EXERCISE GOAL:
Can you quote the records below in full, word for word?

[Dataset entries on figures]
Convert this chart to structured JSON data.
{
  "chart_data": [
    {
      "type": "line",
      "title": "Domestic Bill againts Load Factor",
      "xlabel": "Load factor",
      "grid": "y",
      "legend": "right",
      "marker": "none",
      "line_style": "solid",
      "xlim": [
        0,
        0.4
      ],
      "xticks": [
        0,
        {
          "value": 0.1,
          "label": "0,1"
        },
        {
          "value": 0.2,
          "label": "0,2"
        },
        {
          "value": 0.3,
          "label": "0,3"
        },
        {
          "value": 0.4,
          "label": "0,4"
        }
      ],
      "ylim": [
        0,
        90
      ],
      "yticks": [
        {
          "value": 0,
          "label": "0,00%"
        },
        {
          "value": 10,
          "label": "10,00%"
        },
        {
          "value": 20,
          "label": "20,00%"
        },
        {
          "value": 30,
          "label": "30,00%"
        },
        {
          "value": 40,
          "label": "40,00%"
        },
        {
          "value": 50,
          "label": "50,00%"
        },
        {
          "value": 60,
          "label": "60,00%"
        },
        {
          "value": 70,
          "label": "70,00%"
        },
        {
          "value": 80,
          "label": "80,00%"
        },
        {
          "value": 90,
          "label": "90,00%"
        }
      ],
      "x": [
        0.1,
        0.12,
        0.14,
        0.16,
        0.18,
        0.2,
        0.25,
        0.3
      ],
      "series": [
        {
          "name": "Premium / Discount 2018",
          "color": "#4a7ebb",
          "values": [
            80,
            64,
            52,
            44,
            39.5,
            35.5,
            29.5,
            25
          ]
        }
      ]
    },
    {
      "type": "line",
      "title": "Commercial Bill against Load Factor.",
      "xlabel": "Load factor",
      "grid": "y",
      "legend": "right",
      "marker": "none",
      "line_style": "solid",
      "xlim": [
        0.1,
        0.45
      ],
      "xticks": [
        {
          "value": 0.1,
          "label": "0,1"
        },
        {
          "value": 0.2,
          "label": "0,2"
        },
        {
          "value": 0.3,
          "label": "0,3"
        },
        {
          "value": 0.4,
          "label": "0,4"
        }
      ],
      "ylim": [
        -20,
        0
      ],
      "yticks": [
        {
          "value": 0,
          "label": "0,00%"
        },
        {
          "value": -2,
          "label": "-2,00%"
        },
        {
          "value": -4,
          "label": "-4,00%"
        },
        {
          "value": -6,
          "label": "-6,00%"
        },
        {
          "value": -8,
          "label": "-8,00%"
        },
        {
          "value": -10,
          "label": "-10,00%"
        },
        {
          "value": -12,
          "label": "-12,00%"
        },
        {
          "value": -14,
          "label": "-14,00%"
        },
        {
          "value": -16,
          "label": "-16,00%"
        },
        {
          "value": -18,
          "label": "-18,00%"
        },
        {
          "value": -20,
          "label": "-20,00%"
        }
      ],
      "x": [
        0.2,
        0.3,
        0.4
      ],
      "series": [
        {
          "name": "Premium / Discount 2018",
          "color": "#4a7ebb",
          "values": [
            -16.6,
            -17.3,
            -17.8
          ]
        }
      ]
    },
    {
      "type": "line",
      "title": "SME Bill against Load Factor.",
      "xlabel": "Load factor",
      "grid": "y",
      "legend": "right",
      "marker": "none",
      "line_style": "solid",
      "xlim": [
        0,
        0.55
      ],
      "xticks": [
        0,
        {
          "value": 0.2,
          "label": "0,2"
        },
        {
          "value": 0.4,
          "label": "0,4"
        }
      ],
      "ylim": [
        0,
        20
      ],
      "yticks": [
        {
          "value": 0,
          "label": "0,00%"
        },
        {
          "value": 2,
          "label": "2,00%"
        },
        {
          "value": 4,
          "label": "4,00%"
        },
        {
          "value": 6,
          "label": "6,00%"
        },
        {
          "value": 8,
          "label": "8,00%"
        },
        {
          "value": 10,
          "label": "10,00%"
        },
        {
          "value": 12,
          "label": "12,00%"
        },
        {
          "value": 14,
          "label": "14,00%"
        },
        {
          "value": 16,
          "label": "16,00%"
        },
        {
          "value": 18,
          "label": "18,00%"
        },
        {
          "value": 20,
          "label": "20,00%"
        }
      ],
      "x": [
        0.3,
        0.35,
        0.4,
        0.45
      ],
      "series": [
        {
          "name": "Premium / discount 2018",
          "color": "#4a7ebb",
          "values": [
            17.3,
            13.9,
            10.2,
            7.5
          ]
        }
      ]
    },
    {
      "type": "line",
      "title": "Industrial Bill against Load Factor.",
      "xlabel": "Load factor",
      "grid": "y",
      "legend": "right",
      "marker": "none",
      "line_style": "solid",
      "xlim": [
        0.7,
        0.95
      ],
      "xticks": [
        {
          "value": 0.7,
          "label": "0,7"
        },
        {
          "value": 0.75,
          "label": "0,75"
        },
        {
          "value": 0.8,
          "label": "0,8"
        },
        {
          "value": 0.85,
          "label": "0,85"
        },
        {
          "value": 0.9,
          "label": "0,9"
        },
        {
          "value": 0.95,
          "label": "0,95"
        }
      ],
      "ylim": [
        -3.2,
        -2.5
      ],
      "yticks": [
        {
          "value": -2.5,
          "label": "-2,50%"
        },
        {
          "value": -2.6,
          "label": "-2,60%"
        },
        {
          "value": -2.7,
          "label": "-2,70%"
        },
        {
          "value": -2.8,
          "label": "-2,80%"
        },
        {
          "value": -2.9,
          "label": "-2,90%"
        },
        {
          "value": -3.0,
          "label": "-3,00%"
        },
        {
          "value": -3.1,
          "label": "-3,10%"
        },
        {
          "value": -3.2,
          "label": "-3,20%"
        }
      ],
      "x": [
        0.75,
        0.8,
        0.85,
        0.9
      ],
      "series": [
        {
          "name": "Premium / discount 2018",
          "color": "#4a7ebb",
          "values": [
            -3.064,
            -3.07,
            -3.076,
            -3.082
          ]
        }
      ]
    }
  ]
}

RESULT BELOW:
Convert this chart to structured JSON data.
{
  "chart_data": [
    {
      "type": "line",
      "title": "Domestic Bill againts Load Factor",
      "xlabel": "Load factor",
      "grid": "y",
      "legend": "right",
      "marker": "none",
      "line_style": "solid",
      "xlim": [
        0,
        0.4
      ],
      "xticks": [
        0,
        {
          "value": 0.1,
          "label": "0,1"
        },
        {
          "value": 0.2,
          "label": "0,2"
        },
        {
          "value": 0.3,
          "label": "0,3"
        },
        {
          "value": 0.4,
          "label": "0,4"
        }
      ],
      "ylim": [
        0,
        90
      ],
      "yticks": [
        {
          "value": 0,
          "label": "0,00%"
        },
        {
          "value": 10,
          "label": "10,00%"
        },
        {
          "value": 20,
          "label": "20,00%"
        },
        {
          "value": 30,
          "label": "30,00%"
        },
        {
          "value": 40,
          "label": "40,00%"
        },
        {
          "value": 50,
          "label": "50,00%"
        },
        {
          "value": 60,
          "label": "60,00%"
        },
        {
          "value": 70,
          "label": "70,00%"
        },
        {
          "value": 80,
          "label": "80,00%"
        },
        {
          "value": 90,
          "label": "90,00%"
        }
      ],
      "x": [
        0.1,
        0.12,
        0.14,
        0.16,
        0.18,
        0.2,
        0.25,
        0.3
      ],
      "series": [
        {
          "name": "Premium / Discount 2018",
          "color": "#4a7ebb",
          "values": [
            80,
            64,
            52,
            44,
            39.5,
            35.5,
            29.5,
            25
          ]
        }
      ]
    },
    {
      "type": "line",
      "title": "Commercial Bill against Load Factor.",
      "xlabel": "Load factor",
      "grid": "y",
      "legend": "right",
      "marker": "none",
      "line_style": "solid",
      "xlim": [
        0.1,
        0.45
      ],
      "xticks": [
        {
          "value": 0.1,
          "label": "0,1"
        },
        {
          "value": 0.2,
          "label": "0,2"
        },
        {
          "value": 0.3,
          "label": "0,3"
        },
        {
          "value": 0.4,
          "label": "0,4"
        }
      ],
      "ylim": [
        -20,
        0
      ],
      "yticks": [
        {
          "value": 0,
          "label": "0,00%"
        },
        {
          "value": -2,
          "label": "-2,00%"
        },
        {
          "value": -4,
          "label": "-4,00%"
        },
        {
          "value": -6,
          "label": "-6,00%"
        },
        {
          "value": -8,
          "label": "-8,00%"
        },
        {
          "value": -10,
          "label": "-10,00%"
        },
        {
          "value": -12,
          "label": "-12,00%"
        },
        {
          "value": -14,
          "label": "-14,00%"
        },
        {
          "value": -16,
          "label": "-16,00%"
        },
        {
          "value": -18,
          "label": "-18,00%"
        },
        {
          "value": -20,
          "label": "-20,00%"
        }
      ],
      "x": [
        0.2,
        0.3,
        0.4
      ],
      "series": [
        {
          "name": "Premium / Discount 2018",
          "color": "#4a7ebb",
          "values": [
            -16.6,
            -17.3,
            -17.8
          ]
        }
      ]
    },
    {
      "type": "line",
      "title": "SME Bill against Load Factor.",
      "xlabel": "Load factor",
      "grid": "y",
      "legend": "right",
      "marker": "none",
      "line_style": "solid",
      "xlim": [
        0,
        0.55
      ],
      "xticks": [
        0,
        {
          "value": 0.2,
          "label": "0,2"
        },
        {
          "value": 0.4,
          "label": "0,4"
        }
      ],
      "ylim": [
        0,
        20
      ],
      "yticks": [
        {
          "value": 0,
          "label": "0,00%"
        },
        {
          "value": 2,
          "label": "2,00%"
        },
        {
          "value": 4,
          "label": "4,00%"
        },
        {
          "value": 6,
          "label": "6,00%"
        },
        {
          "value": 8,
          "label": "8,00%"
        },
        {
          "value": 10,
          "label": "10,00%"
        },
        {
          "value": 12,
          "label": "12,00%"
        },
        {
          "value": 14,
          "label": "14,00%"
        },
        {
          "value": 16,
          "label": "16,00%"
        },
        {
          "value": 18,
          "label": "18,00%"
        },
        {
          "value": 20,
          "label": "20,00%"
        }
      ],
      "x": [
        0.3,
        0.35,
        0.4,
        0.45
      ],
      "series": [
        {
          "name": "Premium / discount 2018",
          "color": "#4a7ebb",
          "values": [
            17.3,
            13.9,
            10.2,
            7.5
          ]
        }
      ]
    },
    {
      "type": "line",
      "title": "Industrial Bill against Load Factor.",
      "xlabel": "Load factor",
      "grid": "y",
      "legend": "right",
      "marker": "none",
      "line_style": "solid",
      "xlim": [
        0.7,
        0.95
      ],
      "xticks": [
        {
          "value": 0.7,
          "label": "0,7"
        },
        {
          "value": 0.75,
          "label": "0,75"
        },
        {
          "value": 0.8,
          "label": "0,8"
        },
        {
          "value": 0.85,
          "label": "0,85"
        },
        {
          "value": 0.9,
          "label": "0,9"
        },
        {
          "value": 0.95,
          "label": "0,95"
        }
      ],
      "ylim": [
        -3.2,
        -2.5
      ],
      "yticks": [
        {
          "value": -2.5,
          "label": "-2,50%"
        },
        {
          "value": -2.6,
          "label": "-2,60%"
        },
        {
          "value": -2.7,
          "label": "-2,70%"
        },
        {
          "value": -2.8,
          "label": "-2,80%"
        },
        {
          "value": -2.9,
          "label": "-2,90%"
        },
        {
          "value": -3.0,
          "label": "-3,00%"
        },
        {
          "value": -3.1,
          "label": "-3,10%"
        },
        {
          "value": -3.2,
          "label": "-3,20%"
        }
      ],
      "x": [
        0.75,
        0.8,
        0.85,
        0.9
      ],
      "series": [
        {
          "name": "Premium / discount 2018",
          "color": "#4a7ebb",
          "values": [
            -3.064,
            -3.07,
            -3.076,
            -3.082
          ]
        }
      ]
    }
  ]
}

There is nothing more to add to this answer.